## What you need to do
Type out every line of the data below word for word, changing nothing.

:: Data for this exercise ::

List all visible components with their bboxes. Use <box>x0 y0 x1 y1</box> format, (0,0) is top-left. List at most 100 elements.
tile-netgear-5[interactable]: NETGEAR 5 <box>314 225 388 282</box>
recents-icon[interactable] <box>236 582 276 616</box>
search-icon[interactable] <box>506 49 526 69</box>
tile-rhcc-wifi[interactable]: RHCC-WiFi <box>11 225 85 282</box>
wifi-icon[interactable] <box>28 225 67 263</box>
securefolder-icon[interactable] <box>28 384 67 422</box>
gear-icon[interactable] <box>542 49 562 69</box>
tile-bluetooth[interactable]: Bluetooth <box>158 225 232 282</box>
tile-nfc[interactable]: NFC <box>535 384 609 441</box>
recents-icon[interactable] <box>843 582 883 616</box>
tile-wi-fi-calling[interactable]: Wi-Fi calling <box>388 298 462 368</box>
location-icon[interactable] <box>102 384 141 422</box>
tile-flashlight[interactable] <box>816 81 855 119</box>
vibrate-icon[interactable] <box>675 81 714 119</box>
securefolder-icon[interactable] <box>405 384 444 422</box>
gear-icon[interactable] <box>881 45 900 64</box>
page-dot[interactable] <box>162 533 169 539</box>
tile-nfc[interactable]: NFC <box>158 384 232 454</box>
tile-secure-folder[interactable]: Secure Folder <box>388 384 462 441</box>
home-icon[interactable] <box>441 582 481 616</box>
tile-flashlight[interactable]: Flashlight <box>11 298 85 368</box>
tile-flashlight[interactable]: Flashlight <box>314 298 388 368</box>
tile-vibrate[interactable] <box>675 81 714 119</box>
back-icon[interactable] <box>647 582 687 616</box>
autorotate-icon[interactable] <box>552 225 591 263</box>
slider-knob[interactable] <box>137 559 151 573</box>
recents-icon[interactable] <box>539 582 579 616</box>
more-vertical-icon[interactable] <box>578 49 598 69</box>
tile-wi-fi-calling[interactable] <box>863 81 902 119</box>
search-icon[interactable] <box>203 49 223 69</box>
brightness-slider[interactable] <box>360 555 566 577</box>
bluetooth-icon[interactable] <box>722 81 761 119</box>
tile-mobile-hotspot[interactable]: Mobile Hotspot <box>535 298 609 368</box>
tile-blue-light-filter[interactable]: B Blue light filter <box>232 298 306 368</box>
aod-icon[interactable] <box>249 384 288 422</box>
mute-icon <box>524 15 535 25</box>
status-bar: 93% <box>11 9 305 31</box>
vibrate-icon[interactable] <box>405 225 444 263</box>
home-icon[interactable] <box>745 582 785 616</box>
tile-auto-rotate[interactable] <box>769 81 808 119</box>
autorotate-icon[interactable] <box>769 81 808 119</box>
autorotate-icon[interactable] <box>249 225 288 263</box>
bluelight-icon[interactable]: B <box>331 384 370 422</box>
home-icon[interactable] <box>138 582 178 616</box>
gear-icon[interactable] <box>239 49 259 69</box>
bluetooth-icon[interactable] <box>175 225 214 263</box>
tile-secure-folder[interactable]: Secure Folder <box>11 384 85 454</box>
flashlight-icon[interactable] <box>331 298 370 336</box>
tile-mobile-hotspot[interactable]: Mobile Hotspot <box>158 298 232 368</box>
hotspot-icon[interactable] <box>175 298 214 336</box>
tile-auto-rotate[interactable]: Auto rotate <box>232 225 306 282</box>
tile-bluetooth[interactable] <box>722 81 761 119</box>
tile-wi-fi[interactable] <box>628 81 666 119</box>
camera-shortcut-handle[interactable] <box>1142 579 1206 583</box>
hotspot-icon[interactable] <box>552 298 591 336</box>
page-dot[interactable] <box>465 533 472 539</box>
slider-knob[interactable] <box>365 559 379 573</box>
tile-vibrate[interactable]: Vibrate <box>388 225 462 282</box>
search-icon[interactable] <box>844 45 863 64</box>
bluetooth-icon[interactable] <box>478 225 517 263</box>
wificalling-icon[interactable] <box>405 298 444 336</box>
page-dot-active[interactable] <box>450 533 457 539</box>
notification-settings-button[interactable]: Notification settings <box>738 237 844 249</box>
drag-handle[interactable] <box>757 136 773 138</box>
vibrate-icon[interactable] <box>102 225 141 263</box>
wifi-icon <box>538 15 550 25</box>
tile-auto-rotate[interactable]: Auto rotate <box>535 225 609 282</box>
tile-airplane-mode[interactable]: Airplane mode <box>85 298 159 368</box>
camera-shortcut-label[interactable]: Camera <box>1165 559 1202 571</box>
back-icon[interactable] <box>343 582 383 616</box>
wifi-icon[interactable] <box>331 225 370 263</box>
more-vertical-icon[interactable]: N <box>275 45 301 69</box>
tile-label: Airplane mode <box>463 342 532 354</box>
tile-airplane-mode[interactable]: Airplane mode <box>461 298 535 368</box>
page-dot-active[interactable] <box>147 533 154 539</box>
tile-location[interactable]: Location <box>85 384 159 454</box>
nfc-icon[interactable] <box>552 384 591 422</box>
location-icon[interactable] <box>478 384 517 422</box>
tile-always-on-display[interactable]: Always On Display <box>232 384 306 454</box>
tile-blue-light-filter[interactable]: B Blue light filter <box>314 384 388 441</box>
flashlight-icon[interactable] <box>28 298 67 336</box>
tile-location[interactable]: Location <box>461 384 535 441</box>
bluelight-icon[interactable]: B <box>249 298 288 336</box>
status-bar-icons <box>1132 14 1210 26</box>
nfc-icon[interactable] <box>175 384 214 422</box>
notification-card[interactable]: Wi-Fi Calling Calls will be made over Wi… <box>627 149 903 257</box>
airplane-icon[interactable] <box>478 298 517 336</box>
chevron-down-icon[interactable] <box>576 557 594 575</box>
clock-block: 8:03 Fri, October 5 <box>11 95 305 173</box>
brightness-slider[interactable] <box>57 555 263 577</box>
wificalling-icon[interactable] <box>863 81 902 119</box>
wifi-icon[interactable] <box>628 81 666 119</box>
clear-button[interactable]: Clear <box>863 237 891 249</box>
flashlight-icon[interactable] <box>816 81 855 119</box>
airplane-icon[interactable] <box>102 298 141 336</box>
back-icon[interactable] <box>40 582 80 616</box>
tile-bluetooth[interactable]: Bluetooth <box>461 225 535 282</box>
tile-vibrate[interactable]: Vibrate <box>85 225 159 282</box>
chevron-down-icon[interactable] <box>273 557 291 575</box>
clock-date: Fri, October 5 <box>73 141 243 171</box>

:::

## Answer to this problem
List all visible components with their bboxes. Use <box>x0 y0 x1 y1</box> format, (0,0) is top-left. List at most 100 elements.
tile-netgear-5[interactable]: NETGEAR 5 <box>314 225 388 282</box>
recents-icon[interactable] <box>236 582 276 616</box>
search-icon[interactable] <box>506 49 526 69</box>
tile-rhcc-wifi[interactable]: RHCC-WiFi <box>11 225 85 282</box>
wifi-icon[interactable] <box>28 225 67 263</box>
securefolder-icon[interactable] <box>28 384 67 422</box>
gear-icon[interactable] <box>542 49 562 69</box>
tile-bluetooth[interactable]: Bluetooth <box>158 225 232 282</box>
tile-nfc[interactable]: NFC <box>535 384 609 441</box>
recents-icon[interactable] <box>843 582 883 616</box>
tile-wi-fi-calling[interactable]: Wi-Fi calling <box>388 298 462 368</box>
location-icon[interactable] <box>102 384 141 422</box>
tile-flashlight[interactable] <box>816 81 855 119</box>
vibrate-icon[interactable] <box>675 81 714 119</box>
securefolder-icon[interactable] <box>405 384 444 422</box>
gear-icon[interactable] <box>881 45 900 64</box>
page-dot[interactable] <box>162 533 169 539</box>
tile-nfc[interactable]: NFC <box>158 384 232 454</box>
tile-secure-folder[interactable]: Secure Folder <box>388 384 462 441</box>
home-icon[interactable] <box>441 582 481 616</box>
tile-flashlight[interactable]: Flashlight <box>11 298 85 368</box>
tile-flashlight[interactable]: Flashlight <box>314 298 388 368</box>
tile-vibrate[interactable] <box>675 81 714 119</box>
back-icon[interactable] <box>647 582 687 616</box>
autorotate-icon[interactable] <box>552 225 591 263</box>
slider-knob[interactable] <box>137 559 151 573</box>
recents-icon[interactable] <box>539 582 579 616</box>
more-vertical-icon[interactable] <box>578 49 598 69</box>
tile-wi-fi-calling[interactable] <box>863 81 902 119</box>
search-icon[interactable] <box>203 49 223 69</box>
brightness-slider[interactable] <box>360 555 566 577</box>
bluetooth-icon[interactable] <box>722 81 761 119</box>
tile-mobile-hotspot[interactable]: Mobile Hotspot <box>535 298 609 368</box>
tile-blue-light-filter[interactable]: B Blue light filter <box>232 298 306 368</box>
aod-icon[interactable] <box>249 384 288 422</box>
mute-icon <box>524 15 535 25</box>
status-bar: 93% <box>11 9 305 31</box>
vibrate-icon[interactable] <box>405 225 444 263</box>
home-icon[interactable] <box>745 582 785 616</box>
tile-auto-rotate[interactable] <box>769 81 808 119</box>
autorotate-icon[interactable] <box>769 81 808 119</box>
autorotate-icon[interactable] <box>249 225 288 263</box>
bluelight-icon[interactable]: B <box>331 384 370 422</box>
home-icon[interactable] <box>138 582 178 616</box>
gear-icon[interactable] <box>239 49 259 69</box>
bluetooth-icon[interactable] <box>175 225 214 263</box>
tile-secure-folder[interactable]: Secure Folder <box>11 384 85 454</box>
flashlight-icon[interactable] <box>331 298 370 336</box>
tile-mobile-hotspot[interactable]: Mobile Hotspot <box>158 298 232 368</box>
hotspot-icon[interactable] <box>175 298 214 336</box>
tile-auto-rotate[interactable]: Auto rotate <box>232 225 306 282</box>
tile-bluetooth[interactable] <box>722 81 761 119</box>
tile-wi-fi[interactable] <box>628 81 666 119</box>
camera-shortcut-handle[interactable] <box>1142 579 1206 583</box>
hotspot-icon[interactable] <box>552 298 591 336</box>
page-dot[interactable] <box>465 533 472 539</box>
slider-knob[interactable] <box>365 559 379 573</box>
tile-vibrate[interactable]: Vibrate <box>388 225 462 282</box>
search-icon[interactable] <box>844 45 863 64</box>
bluetooth-icon[interactable] <box>478 225 517 263</box>
wificalling-icon[interactable] <box>405 298 444 336</box>
page-dot-active[interactable] <box>450 533 457 539</box>
notification-settings-button[interactable]: Notification settings <box>738 237 844 249</box>
drag-handle[interactable] <box>757 136 773 138</box>
vibrate-icon[interactable] <box>102 225 141 263</box>
wifi-icon <box>538 15 550 25</box>
tile-auto-rotate[interactable]: Auto rotate <box>535 225 609 282</box>
tile-airplane-mode[interactable]: Airplane mode <box>85 298 159 368</box>
camera-shortcut-label[interactable]: Camera <box>1165 559 1202 571</box>
back-icon[interactable] <box>343 582 383 616</box>
wifi-icon[interactable] <box>331 225 370 263</box>
more-vertical-icon[interactable]: N <box>275 45 301 69</box>
tile-label: Airplane mode <box>463 342 532 354</box>
tile-airplane-mode[interactable]: Airplane mode <box>461 298 535 368</box>
page-dot-active[interactable] <box>147 533 154 539</box>
tile-location[interactable]: Location <box>85 384 159 454</box>
nfc-icon[interactable] <box>552 384 591 422</box>
location-icon[interactable] <box>478 384 517 422</box>
tile-always-on-display[interactable]: Always On Display <box>232 384 306 454</box>
tile-blue-light-filter[interactable]: B Blue light filter <box>314 384 388 441</box>
flashlight-icon[interactable] <box>28 298 67 336</box>
tile-location[interactable]: Location <box>461 384 535 441</box>
bluelight-icon[interactable]: B <box>249 298 288 336</box>
status-bar-icons <box>1132 14 1210 26</box>
nfc-icon[interactable] <box>175 384 214 422</box>
notification-card[interactable]: Wi-Fi Calling Calls will be made over Wi… <box>627 149 903 257</box>
airplane-icon[interactable] <box>478 298 517 336</box>
chevron-down-icon[interactable] <box>576 557 594 575</box>
clock-block: 8:03 Fri, October 5 <box>11 95 305 173</box>
brightness-slider[interactable] <box>57 555 263 577</box>
wificalling-icon[interactable] <box>863 81 902 119</box>
wifi-icon[interactable] <box>628 81 666 119</box>
clear-button[interactable]: Clear <box>863 237 891 249</box>
flashlight-icon[interactable] <box>816 81 855 119</box>
airplane-icon[interactable] <box>102 298 141 336</box>
back-icon[interactable] <box>40 582 80 616</box>
tile-bluetooth[interactable]: Bluetooth <box>461 225 535 282</box>
tile-vibrate[interactable]: Vibrate <box>85 225 159 282</box>
chevron-down-icon[interactable] <box>273 557 291 575</box>
clock-date: Fri, October 5 <box>73 141 243 171</box>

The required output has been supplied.